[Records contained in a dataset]
>> Start
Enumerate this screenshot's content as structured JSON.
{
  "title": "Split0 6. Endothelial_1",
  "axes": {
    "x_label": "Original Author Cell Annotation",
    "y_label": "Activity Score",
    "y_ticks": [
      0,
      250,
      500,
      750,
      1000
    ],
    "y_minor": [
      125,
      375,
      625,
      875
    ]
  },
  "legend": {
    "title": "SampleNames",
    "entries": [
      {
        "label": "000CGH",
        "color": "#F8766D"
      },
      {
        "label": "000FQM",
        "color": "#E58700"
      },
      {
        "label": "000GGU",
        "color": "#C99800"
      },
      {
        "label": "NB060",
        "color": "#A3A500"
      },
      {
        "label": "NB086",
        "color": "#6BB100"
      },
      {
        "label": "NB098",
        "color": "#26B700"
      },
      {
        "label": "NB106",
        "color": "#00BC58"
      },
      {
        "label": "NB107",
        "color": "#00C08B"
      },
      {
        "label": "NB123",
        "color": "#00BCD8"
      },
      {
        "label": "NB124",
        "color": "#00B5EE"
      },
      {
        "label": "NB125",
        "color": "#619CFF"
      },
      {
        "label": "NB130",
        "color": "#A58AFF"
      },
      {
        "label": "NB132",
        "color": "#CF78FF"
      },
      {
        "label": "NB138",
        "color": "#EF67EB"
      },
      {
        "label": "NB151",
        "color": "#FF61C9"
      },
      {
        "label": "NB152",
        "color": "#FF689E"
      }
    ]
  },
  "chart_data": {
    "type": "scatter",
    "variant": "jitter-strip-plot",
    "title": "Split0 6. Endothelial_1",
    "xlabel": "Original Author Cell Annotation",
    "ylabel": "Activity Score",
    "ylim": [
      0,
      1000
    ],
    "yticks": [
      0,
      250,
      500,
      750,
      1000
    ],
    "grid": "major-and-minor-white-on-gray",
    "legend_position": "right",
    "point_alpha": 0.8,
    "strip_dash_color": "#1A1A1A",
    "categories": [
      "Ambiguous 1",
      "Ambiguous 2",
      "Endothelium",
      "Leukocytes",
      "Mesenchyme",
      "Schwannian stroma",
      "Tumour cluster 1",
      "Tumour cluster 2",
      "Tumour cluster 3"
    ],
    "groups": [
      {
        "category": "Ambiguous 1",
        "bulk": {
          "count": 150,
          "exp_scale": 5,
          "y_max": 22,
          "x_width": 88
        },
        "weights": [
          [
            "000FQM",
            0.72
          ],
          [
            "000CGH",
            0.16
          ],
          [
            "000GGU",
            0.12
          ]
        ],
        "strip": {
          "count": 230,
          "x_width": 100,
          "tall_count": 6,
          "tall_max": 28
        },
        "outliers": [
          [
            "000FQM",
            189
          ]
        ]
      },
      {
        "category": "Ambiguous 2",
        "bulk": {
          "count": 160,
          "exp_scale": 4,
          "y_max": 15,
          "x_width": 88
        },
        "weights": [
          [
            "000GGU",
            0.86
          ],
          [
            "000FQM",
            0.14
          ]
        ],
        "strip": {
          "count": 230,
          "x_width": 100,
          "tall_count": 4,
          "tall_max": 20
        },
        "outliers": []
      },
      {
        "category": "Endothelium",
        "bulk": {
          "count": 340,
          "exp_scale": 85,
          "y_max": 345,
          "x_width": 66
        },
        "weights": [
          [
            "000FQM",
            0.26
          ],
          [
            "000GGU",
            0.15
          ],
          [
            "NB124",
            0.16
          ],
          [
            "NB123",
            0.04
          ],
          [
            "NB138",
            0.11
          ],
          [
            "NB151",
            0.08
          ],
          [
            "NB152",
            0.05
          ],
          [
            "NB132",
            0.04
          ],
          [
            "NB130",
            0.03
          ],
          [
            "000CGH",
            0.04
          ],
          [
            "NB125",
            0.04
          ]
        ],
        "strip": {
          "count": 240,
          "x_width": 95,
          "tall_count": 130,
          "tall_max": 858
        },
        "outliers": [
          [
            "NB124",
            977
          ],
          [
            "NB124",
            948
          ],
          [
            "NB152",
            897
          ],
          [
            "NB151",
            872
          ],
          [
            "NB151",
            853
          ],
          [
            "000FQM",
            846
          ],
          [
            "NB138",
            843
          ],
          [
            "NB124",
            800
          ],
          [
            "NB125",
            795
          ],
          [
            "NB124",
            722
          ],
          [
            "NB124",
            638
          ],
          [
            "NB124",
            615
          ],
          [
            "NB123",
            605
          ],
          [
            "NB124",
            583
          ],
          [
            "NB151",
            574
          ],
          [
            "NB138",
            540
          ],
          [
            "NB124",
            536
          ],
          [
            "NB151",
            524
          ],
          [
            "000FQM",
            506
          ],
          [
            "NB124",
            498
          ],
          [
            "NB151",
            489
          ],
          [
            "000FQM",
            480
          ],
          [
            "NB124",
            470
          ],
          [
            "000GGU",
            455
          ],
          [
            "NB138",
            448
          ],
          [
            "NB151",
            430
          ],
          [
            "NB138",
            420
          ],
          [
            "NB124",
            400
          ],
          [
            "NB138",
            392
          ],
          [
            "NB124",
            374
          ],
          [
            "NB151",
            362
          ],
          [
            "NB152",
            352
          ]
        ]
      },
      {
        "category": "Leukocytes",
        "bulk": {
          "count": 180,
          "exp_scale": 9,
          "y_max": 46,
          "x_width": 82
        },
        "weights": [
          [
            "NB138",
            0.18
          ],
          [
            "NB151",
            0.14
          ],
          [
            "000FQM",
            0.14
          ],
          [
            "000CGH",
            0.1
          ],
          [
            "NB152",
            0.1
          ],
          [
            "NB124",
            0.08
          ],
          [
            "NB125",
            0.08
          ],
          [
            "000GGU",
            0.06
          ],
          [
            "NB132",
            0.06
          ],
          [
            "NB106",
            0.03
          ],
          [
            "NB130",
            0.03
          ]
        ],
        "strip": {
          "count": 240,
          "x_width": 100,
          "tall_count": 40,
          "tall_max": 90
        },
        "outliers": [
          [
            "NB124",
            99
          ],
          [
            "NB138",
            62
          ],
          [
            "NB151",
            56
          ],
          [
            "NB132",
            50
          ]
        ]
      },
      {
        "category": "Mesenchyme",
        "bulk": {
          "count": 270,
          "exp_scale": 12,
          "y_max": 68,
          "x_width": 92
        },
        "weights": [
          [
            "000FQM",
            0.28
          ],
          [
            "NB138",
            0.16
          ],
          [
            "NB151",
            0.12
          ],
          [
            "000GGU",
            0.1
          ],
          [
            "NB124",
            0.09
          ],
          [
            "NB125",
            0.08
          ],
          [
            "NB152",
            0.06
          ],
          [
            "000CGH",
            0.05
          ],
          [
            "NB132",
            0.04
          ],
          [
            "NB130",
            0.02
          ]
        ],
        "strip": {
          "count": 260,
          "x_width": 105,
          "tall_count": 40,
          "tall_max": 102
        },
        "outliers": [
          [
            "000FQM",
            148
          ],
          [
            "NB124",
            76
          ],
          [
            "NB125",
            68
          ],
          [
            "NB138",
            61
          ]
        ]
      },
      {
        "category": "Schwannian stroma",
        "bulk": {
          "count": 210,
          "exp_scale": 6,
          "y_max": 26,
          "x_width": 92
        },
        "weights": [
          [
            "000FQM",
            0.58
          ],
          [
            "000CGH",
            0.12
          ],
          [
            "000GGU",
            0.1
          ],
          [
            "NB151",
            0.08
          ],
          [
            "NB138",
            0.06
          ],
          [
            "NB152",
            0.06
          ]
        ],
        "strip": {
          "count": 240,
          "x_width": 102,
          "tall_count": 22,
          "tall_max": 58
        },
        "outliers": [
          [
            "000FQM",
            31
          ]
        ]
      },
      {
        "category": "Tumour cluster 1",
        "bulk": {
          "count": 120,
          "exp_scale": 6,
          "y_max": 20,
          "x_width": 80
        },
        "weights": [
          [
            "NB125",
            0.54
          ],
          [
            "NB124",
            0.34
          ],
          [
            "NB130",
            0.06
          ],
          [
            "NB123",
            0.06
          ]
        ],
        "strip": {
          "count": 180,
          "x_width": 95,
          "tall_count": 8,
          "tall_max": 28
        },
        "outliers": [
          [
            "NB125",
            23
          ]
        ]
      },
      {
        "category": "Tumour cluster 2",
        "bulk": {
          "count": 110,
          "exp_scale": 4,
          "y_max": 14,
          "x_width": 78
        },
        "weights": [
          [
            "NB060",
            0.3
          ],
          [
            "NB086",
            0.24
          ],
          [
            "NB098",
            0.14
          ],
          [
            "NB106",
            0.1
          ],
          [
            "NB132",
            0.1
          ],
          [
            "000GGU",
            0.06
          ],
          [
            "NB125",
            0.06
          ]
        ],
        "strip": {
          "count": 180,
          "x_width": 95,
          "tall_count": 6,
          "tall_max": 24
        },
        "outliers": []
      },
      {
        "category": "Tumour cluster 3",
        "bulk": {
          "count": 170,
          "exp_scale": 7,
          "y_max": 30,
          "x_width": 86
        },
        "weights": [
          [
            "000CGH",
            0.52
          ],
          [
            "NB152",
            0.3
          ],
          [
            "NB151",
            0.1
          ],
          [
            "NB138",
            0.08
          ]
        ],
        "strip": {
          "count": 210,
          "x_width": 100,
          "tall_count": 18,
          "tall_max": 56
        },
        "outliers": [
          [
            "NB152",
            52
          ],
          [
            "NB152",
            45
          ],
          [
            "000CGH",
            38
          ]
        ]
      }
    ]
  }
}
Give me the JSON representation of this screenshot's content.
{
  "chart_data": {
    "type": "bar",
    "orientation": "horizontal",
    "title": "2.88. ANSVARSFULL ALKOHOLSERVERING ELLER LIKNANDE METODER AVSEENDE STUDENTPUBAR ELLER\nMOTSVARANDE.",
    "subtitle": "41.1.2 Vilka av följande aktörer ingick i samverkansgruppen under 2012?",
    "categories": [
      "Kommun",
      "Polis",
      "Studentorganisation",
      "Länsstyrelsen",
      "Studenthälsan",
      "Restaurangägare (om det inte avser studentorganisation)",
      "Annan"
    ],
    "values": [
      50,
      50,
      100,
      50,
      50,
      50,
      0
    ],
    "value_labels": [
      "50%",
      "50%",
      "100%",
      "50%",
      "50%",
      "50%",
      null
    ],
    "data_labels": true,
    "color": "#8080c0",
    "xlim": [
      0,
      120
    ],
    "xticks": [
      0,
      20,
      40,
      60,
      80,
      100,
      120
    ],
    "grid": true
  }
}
>> End
From the listing above, report the number of lines containing the string "Score", without any accompanying remarks.

**Exercise result:**
2